*The problem:*
Identify each line below that contains the word "this", and copy it out.

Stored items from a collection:
☆ ☆ ☆ ☆
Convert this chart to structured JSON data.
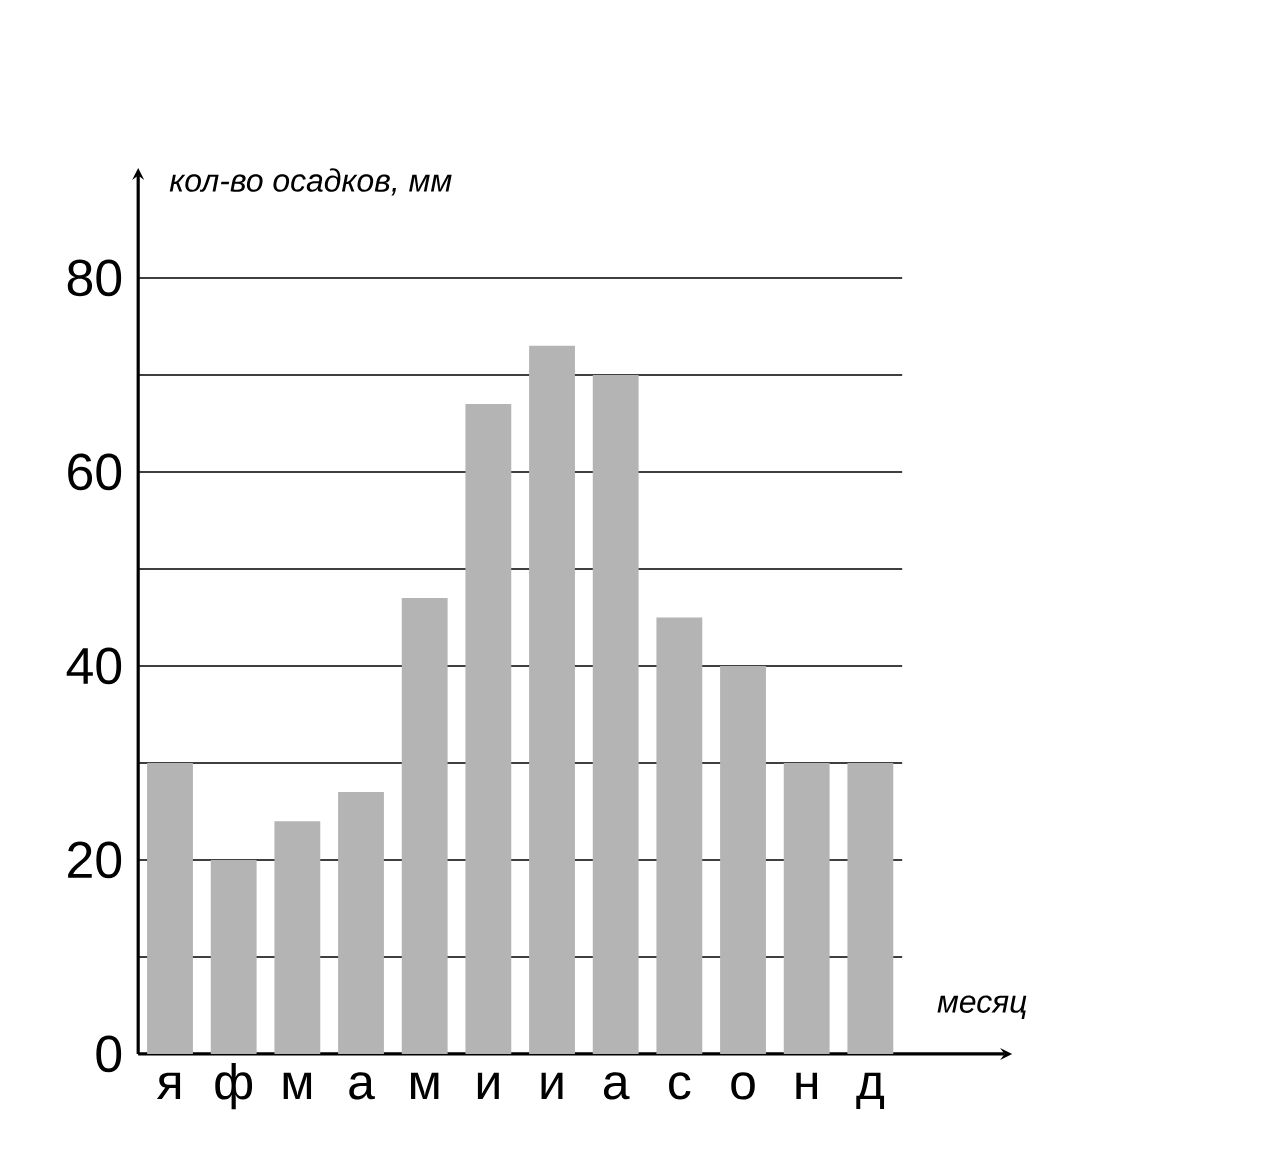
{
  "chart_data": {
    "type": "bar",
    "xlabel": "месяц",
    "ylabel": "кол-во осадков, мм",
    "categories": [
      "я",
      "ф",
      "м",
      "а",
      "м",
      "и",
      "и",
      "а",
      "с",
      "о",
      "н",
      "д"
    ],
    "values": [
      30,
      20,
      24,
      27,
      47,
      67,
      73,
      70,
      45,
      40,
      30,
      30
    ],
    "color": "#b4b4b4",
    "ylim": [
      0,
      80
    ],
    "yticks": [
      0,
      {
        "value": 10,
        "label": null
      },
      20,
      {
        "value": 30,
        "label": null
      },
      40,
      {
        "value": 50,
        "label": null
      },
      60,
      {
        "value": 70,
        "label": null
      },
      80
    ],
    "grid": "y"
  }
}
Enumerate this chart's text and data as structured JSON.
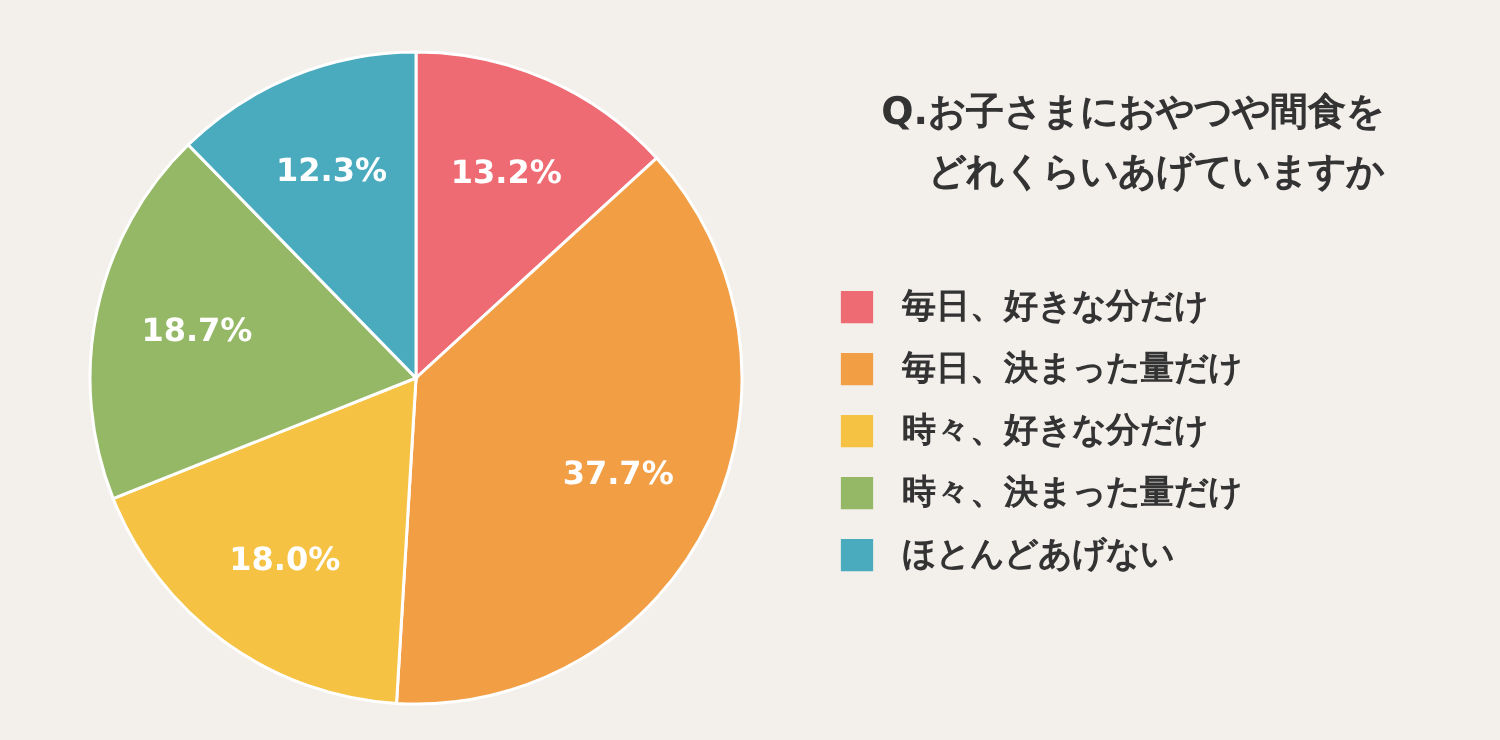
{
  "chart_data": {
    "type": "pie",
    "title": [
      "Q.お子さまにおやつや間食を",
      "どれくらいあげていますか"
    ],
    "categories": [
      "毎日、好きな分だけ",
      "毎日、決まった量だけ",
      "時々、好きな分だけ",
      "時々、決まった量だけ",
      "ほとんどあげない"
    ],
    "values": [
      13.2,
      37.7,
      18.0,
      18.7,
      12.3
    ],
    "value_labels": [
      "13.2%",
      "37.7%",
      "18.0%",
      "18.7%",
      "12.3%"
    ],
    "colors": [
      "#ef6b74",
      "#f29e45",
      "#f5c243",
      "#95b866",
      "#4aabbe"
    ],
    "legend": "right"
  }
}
☆ ☆ ☆ ☆
*Written solution:*
Convert this chart to structured JSON data.
Enumerate this chart's text and data as structured JSON.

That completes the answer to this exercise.